▶ _DESCRIPTION OF THE TASK_:
Write out each record below exactly as it appears, with no pictures.

▶ _EXCERPTED RECORDS_:

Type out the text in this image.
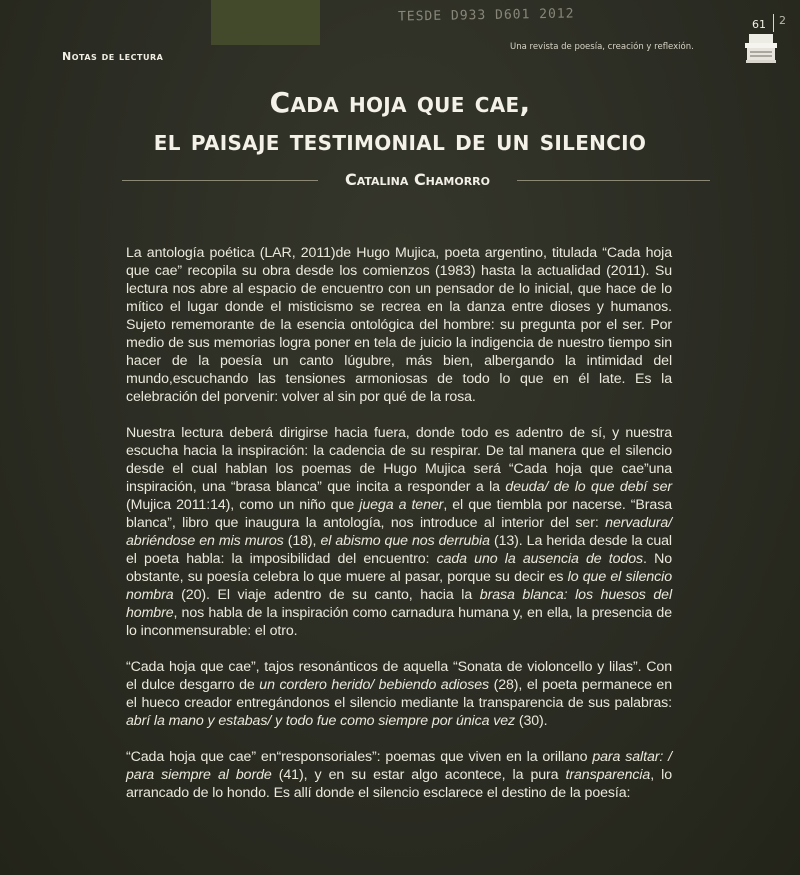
Notas de lectura
TESDE D933 D601 2012
Una revista de poesía, creación y reflexión.
61 2
Cada hoja que cae,
el paisaje testimonial de un silencio
Catalina Chamorro

La antología poética (LAR, 2011)de Hugo Mujica, poeta argentino, titulada “Cada hoja que cae” recopila su obra desde los comienzos (1983) hasta la actualidad (2011). Su lectura nos abre al espacio de encuentro con un pensador de lo inicial, que hace de lo mítico el lugar donde el misticismo se recrea en la danza entre dioses y humanos. Sujeto rememorante de la esencia ontológica del hombre: su pregunta por el ser. Por medio de sus memorias logra poner en tela de juicio la indigencia de nuestro tiempo sin hacer de la poesía un canto lúgubre, más bien, albergando la intimidad del mundo,escuchando las tensiones armoniosas de todo lo que en él late. Es la celebración del porvenir: volver al sin por qué de la rosa.

Nuestra lectura deberá dirigirse hacia fuera, donde todo es adentro de sí, y nuestra escucha hacia la inspiración: la cadencia de su respirar. De tal manera que el silencio desde el cual hablan los poemas de Hugo Mujica será “Cada hoja que cae”una inspiración, una “brasa blanca” que incita a responder a la deuda/ de lo que debí ser (Mujica 2011:14), como un niño que juega a tener, el que tiembla por nacerse. “Brasa blanca”, libro que inaugura la antología, nos introduce al interior del ser: nervadura/ abriéndose en mis muros (18), el abismo que nos derrubia (13). La herida desde la cual el poeta habla: la imposibilidad del encuentro: cada uno la ausencia de todos. No obstante, su poesía celebra lo que muere al pasar, porque su decir es lo que el silencio nombra (20). El viaje adentro de su canto, hacia la brasa blanca: los huesos del hombre, nos habla de la inspiración como carnadura humana y, en ella, la presencia de lo inconmensurable: el otro.

“Cada hoja que cae”, tajos resonánticos de aquella “Sonata de violoncello y lilas”. Con el dulce desgarro de un cordero herido/ bebiendo adioses (28), el poeta permanece en el hueco creador entregándonos el silencio mediante la transparencia de sus palabras: abrí la mano y estabas/ y todo fue como siempre por única vez (30).

“Cada hoja que cae” en“responsoriales”: poemas que viven en la orillano para saltar: / para siempre al borde (41), y en su estar algo acontece, la pura transparencia, lo arrancado de lo hondo. Es allí donde el silencio esclarece el destino de la poesía:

▶ _EXERCISE SOLUTION_:
Type out the text in this image.
Notas de lectura
TESDE D933 D601 2012
Una revista de poesía, creación y reflexión.
61 2
Cada hoja que cae,
el paisaje testimonial de un silencio
Catalina Chamorro

La antología poética (LAR, 2011)de Hugo Mujica, poeta argentino, titulada “Cada hoja que cae” recopila su obra desde los comienzos (1983) hasta la actualidad (2011). Su lectura nos abre al espacio de encuentro con un pensador de lo inicial, que hace de lo mítico el lugar donde el misticismo se recrea en la danza entre dioses y humanos. Sujeto rememorante de la esencia ontológica del hombre: su pregunta por el ser. Por medio de sus memorias logra poner en tela de juicio la indigencia de nuestro tiempo sin hacer de la poesía un canto lúgubre, más bien, albergando la intimidad del mundo,escuchando las tensiones armoniosas de todo lo que en él late. Es la celebración del porvenir: volver al sin por qué de la rosa.

Nuestra lectura deberá dirigirse hacia fuera, donde todo es adentro de sí, y nuestra escucha hacia la inspiración: la cadencia de su respirar. De tal manera que el silencio desde el cual hablan los poemas de Hugo Mujica será “Cada hoja que cae”una inspiración, una “brasa blanca” que incita a responder a la deuda/ de lo que debí ser (Mujica 2011:14), como un niño que juega a tener, el que tiembla por nacerse. “Brasa blanca”, libro que inaugura la antología, nos introduce al interior del ser: nervadura/ abriéndose en mis muros (18), el abismo que nos derrubia (13). La herida desde la cual el poeta habla: la imposibilidad del encuentro: cada uno la ausencia de todos. No obstante, su poesía celebra lo que muere al pasar, porque su decir es lo que el silencio nombra (20). El viaje adentro de su canto, hacia la brasa blanca: los huesos del hombre, nos habla de la inspiración como carnadura humana y, en ella, la presencia de lo inconmensurable: el otro.

“Cada hoja que cae”, tajos resonánticos de aquella “Sonata de violoncello y lilas”. Con el dulce desgarro de un cordero herido/ bebiendo adioses (28), el poeta permanece en el hueco creador entregándonos el silencio mediante la transparencia de sus palabras: abrí la mano y estabas/ y todo fue como siempre por única vez (30).

“Cada hoja que cae” en“responsoriales”: poemas que viven en la orillano para saltar: / para siempre al borde (41), y en su estar algo acontece, la pura transparencia, lo arrancado de lo hondo. Es allí donde el silencio esclarece el destino de la poesía:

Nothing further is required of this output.